▶ [DIRECTIONS FOR THIS TASK]: Gather every line that includes the word "down", please.

[Rows from a dataset]

- - - -

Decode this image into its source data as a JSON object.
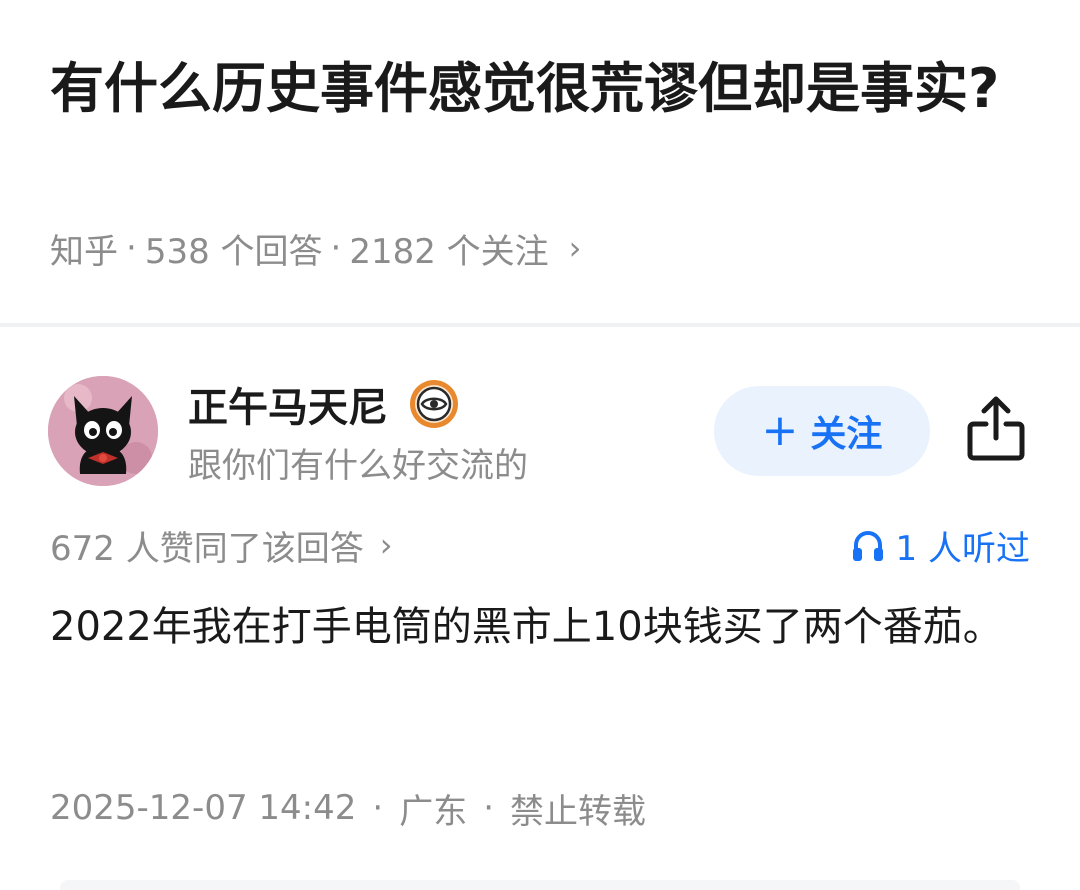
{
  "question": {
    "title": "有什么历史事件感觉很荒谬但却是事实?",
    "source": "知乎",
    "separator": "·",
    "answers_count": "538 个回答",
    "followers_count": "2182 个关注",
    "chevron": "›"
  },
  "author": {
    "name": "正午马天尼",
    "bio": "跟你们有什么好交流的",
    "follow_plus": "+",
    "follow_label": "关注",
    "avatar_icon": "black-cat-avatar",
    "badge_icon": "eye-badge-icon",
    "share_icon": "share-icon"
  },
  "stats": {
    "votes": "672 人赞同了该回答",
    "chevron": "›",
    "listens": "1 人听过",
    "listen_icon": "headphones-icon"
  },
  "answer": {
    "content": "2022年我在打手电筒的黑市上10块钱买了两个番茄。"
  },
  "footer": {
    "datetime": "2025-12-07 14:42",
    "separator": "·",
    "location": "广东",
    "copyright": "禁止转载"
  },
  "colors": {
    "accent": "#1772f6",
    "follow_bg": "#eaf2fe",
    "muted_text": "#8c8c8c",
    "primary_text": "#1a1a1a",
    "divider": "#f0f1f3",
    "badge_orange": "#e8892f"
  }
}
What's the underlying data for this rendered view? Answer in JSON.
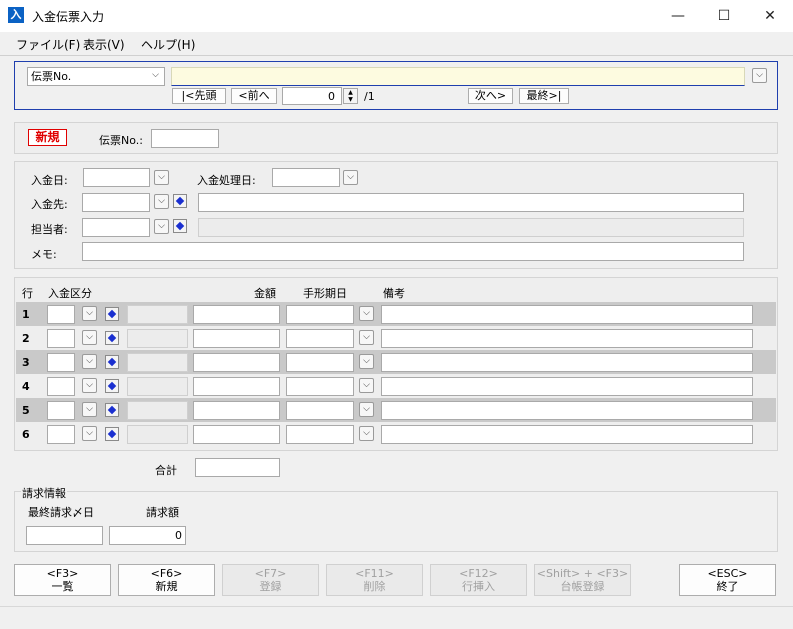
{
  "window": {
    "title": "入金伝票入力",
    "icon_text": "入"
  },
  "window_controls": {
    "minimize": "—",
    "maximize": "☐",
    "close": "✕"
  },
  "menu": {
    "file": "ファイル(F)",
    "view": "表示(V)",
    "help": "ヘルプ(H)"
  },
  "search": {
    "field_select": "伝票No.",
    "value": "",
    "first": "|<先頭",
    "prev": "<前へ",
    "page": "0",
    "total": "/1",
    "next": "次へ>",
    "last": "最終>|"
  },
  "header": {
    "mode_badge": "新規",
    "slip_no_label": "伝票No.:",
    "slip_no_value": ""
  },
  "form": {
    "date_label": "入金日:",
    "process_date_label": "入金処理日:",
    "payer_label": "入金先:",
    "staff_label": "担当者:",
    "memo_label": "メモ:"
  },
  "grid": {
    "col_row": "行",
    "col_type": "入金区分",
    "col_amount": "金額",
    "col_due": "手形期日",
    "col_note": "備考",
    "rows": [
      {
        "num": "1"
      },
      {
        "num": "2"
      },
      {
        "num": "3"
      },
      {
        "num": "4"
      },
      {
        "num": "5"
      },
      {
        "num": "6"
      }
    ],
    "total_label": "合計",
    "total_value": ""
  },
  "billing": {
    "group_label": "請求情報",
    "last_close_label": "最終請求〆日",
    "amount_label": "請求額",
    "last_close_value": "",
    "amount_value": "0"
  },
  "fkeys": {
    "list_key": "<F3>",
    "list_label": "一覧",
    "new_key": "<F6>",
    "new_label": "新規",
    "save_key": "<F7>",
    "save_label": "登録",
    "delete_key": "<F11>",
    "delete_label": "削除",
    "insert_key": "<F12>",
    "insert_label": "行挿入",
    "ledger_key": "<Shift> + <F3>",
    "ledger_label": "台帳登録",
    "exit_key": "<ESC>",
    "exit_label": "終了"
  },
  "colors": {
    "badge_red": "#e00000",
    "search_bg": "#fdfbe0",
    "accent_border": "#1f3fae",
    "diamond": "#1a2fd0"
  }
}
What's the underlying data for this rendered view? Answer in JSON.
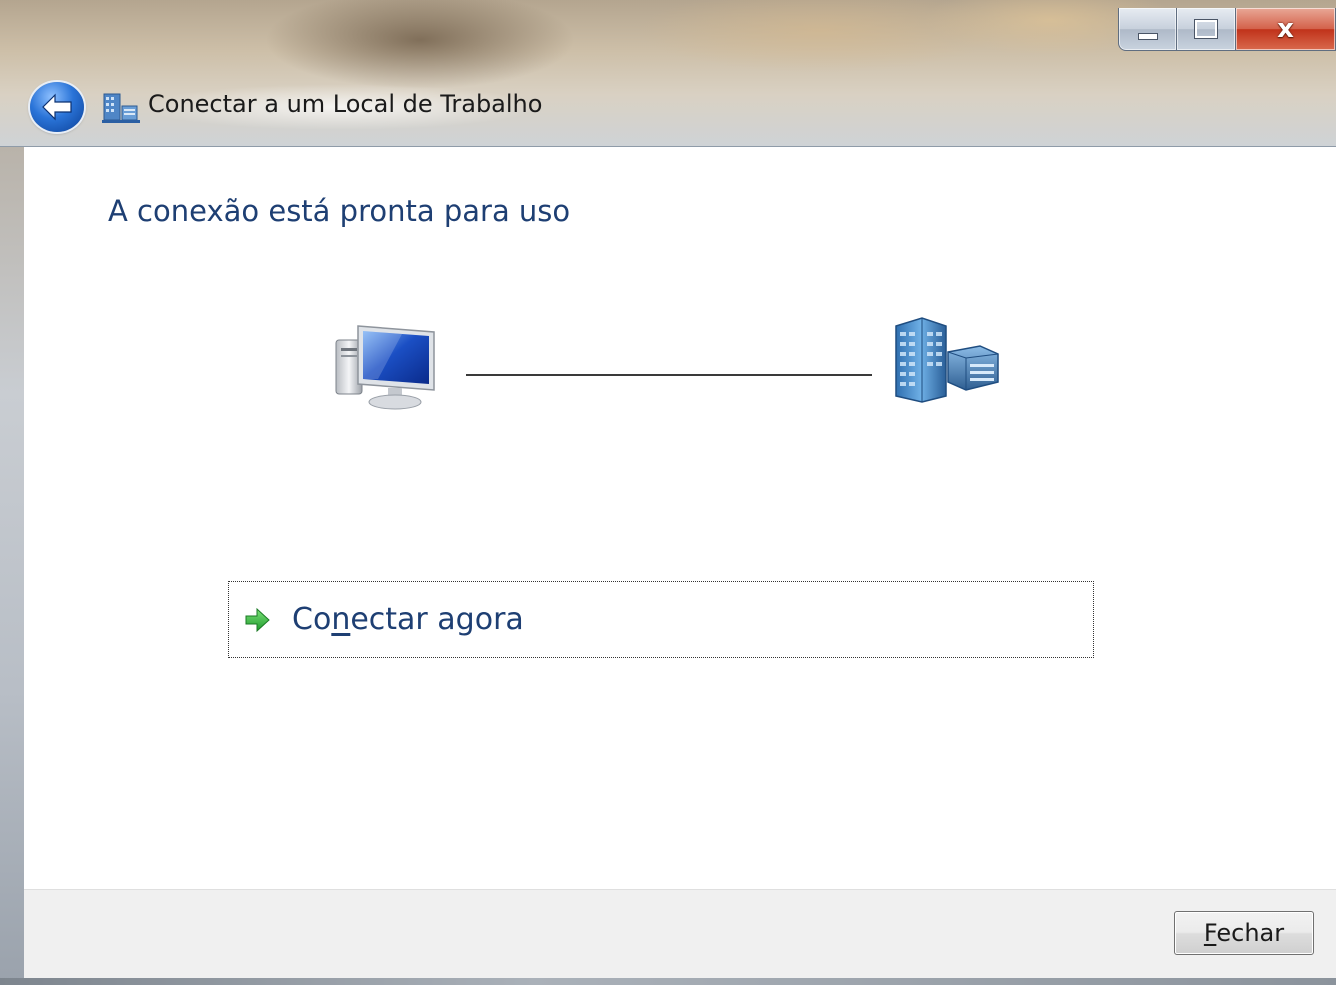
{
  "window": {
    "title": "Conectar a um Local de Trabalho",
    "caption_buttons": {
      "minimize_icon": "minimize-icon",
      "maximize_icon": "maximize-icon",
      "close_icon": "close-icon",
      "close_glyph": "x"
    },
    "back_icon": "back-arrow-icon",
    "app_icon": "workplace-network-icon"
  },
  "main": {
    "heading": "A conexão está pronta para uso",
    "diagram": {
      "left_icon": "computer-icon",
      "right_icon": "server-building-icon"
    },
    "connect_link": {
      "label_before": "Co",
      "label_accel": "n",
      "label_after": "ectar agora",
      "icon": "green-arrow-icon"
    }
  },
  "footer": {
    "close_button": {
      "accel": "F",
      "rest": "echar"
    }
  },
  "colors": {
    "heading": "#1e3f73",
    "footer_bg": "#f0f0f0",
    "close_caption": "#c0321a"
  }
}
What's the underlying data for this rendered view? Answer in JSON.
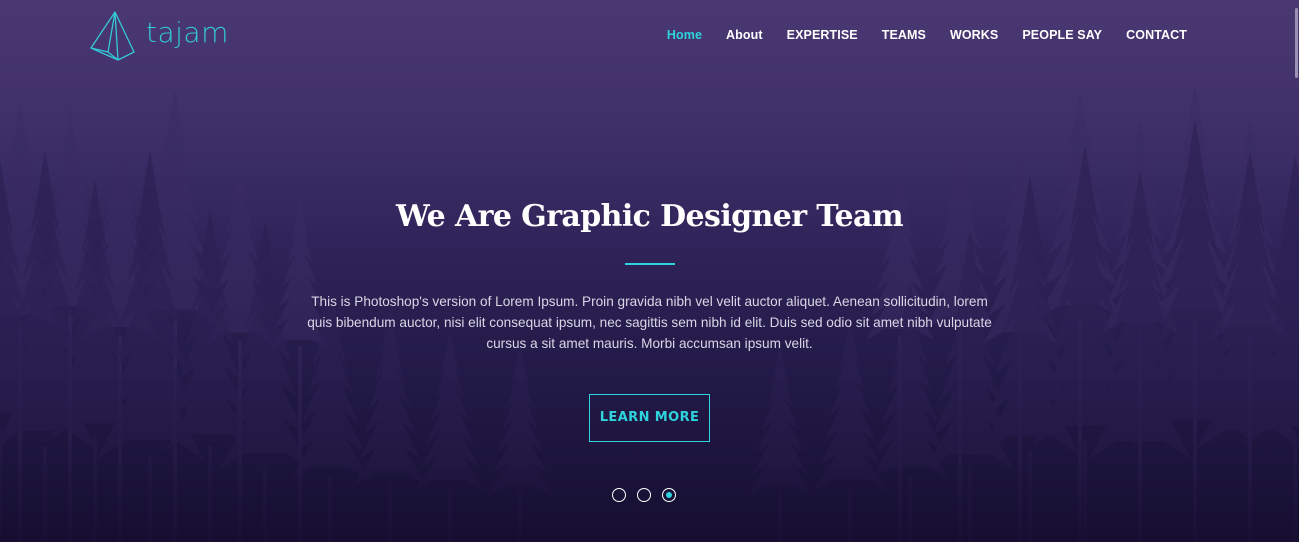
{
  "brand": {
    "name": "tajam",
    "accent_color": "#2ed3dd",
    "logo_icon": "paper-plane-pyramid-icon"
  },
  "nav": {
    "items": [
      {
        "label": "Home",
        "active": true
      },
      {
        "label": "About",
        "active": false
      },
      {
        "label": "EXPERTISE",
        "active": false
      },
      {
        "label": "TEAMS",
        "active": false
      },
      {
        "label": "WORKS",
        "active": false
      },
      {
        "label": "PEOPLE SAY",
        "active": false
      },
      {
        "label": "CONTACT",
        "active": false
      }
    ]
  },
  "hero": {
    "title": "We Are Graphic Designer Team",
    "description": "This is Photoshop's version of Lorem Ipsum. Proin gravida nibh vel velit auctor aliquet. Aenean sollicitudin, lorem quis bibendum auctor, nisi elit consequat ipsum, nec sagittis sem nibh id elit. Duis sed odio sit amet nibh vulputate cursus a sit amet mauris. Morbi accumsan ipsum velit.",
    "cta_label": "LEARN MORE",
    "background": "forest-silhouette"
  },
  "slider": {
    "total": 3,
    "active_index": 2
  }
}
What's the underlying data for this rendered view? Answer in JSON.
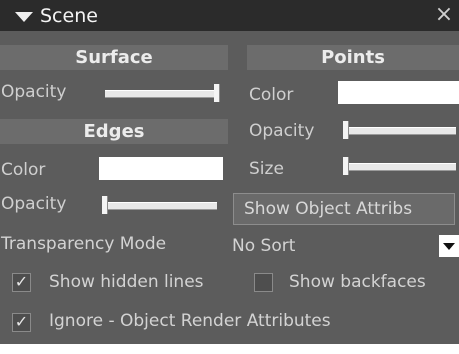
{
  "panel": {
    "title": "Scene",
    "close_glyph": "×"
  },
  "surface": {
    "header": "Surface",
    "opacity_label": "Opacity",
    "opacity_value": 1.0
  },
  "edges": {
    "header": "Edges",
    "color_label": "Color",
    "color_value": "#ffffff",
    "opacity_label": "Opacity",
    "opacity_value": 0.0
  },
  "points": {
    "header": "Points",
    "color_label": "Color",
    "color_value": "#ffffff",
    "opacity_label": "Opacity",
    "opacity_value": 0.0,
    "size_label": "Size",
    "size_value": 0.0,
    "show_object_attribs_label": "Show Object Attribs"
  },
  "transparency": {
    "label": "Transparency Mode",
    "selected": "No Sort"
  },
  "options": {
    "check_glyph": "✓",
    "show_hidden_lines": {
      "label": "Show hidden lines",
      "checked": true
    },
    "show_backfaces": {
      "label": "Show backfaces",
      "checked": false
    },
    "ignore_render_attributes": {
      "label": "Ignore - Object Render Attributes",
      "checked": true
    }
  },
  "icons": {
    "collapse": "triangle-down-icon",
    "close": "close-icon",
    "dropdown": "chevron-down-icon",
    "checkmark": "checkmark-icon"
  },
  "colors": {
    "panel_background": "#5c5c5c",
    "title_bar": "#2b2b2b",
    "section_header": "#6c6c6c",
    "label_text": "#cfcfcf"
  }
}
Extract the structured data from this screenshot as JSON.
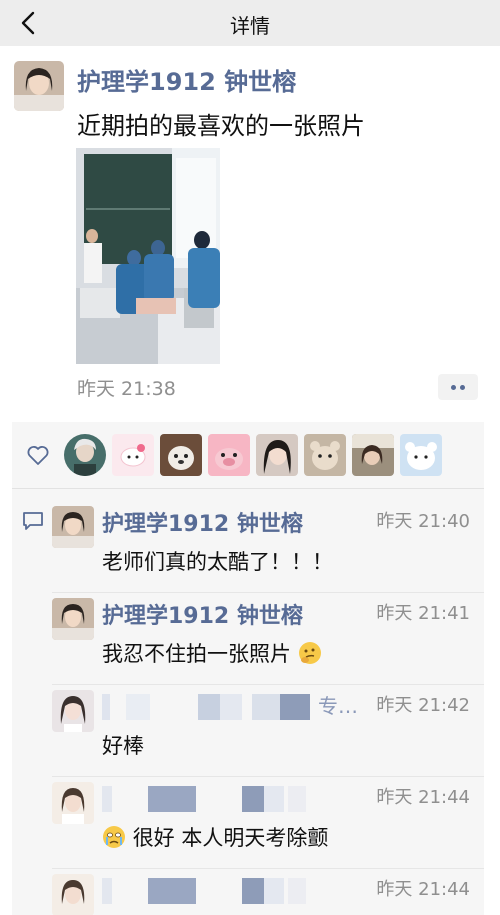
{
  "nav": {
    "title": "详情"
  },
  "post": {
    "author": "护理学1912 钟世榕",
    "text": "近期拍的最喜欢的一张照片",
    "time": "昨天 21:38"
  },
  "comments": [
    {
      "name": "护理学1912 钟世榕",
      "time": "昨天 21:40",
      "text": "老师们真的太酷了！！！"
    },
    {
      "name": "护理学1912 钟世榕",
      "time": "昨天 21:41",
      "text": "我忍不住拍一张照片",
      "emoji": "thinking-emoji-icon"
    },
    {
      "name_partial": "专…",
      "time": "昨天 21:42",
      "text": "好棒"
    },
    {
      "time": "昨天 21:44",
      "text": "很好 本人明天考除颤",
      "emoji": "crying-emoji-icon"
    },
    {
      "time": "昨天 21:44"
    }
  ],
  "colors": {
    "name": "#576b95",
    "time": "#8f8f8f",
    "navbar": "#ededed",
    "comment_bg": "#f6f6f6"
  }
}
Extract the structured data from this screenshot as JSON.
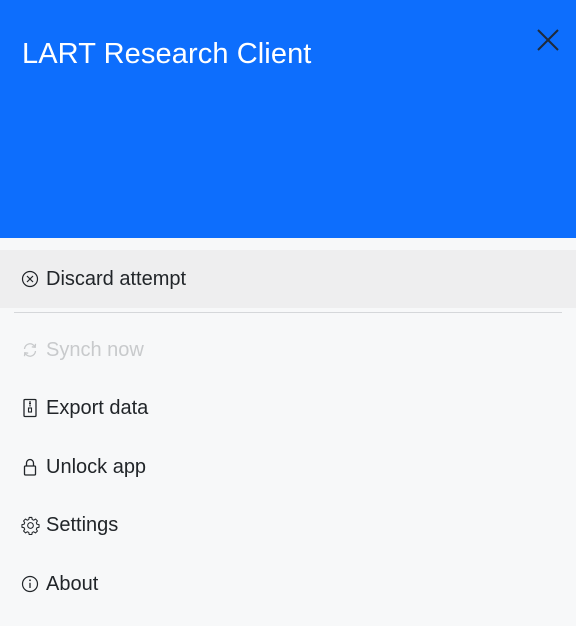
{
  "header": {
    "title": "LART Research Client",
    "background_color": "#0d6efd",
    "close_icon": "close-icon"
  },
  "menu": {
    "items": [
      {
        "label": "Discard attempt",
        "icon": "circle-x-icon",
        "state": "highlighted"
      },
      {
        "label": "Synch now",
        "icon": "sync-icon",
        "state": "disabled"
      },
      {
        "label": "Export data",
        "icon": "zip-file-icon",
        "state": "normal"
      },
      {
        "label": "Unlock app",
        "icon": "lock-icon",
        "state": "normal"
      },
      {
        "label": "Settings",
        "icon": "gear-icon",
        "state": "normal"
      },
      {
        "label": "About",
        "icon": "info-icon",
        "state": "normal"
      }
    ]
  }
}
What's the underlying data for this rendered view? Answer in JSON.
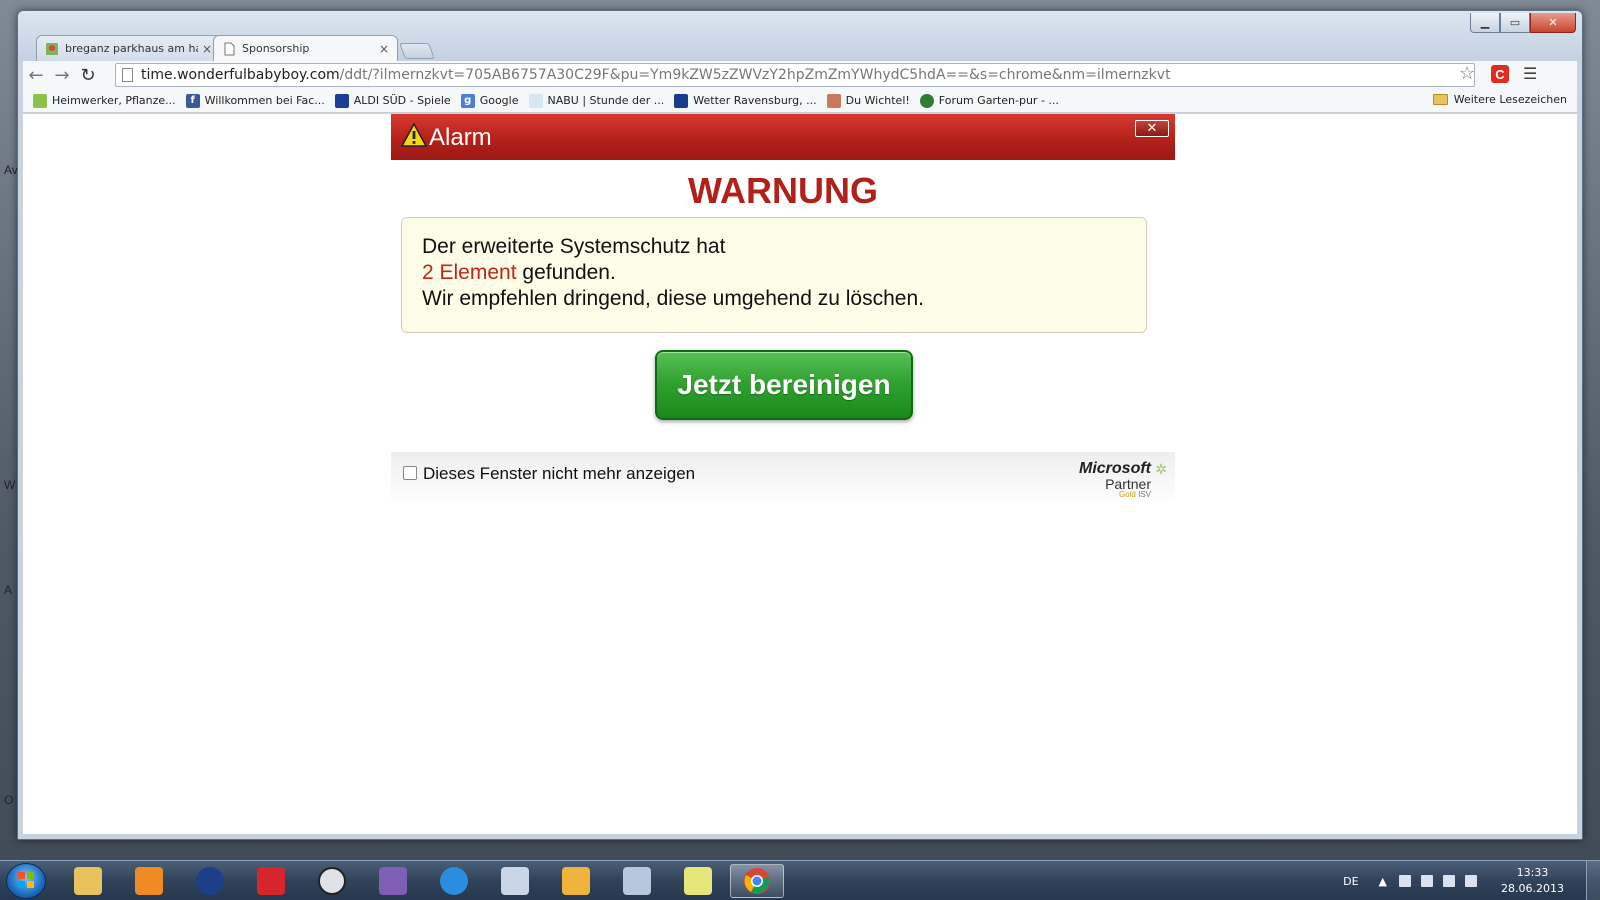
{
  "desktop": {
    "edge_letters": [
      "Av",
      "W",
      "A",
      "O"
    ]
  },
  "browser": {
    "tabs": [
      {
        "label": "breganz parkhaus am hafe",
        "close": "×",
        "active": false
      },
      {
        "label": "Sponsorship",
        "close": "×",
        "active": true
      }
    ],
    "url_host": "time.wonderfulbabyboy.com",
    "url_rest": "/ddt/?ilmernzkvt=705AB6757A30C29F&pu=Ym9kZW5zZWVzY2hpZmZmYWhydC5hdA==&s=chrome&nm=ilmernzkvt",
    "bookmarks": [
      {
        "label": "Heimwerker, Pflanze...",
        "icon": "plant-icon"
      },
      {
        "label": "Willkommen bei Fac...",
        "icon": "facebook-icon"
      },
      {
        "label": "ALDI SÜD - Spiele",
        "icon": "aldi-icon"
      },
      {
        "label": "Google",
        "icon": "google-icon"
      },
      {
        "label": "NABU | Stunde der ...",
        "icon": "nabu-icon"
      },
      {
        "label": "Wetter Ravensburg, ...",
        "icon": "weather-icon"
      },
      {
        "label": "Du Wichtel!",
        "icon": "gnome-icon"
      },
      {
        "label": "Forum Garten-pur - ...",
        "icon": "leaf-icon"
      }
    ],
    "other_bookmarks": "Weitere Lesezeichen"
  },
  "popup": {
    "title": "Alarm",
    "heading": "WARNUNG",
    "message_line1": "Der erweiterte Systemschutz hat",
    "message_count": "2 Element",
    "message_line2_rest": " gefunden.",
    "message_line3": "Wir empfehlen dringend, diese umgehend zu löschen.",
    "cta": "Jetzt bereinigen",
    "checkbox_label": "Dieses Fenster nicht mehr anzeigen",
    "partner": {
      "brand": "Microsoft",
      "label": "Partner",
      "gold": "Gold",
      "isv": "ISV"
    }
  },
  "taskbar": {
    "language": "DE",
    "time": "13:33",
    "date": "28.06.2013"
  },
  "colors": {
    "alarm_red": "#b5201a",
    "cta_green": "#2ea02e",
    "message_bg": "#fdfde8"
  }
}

- - - -

▶ [RIGHT ANSWER]:
    "collapse": "triangle-down-icon",
    "dropdown": "chevron-down-icon",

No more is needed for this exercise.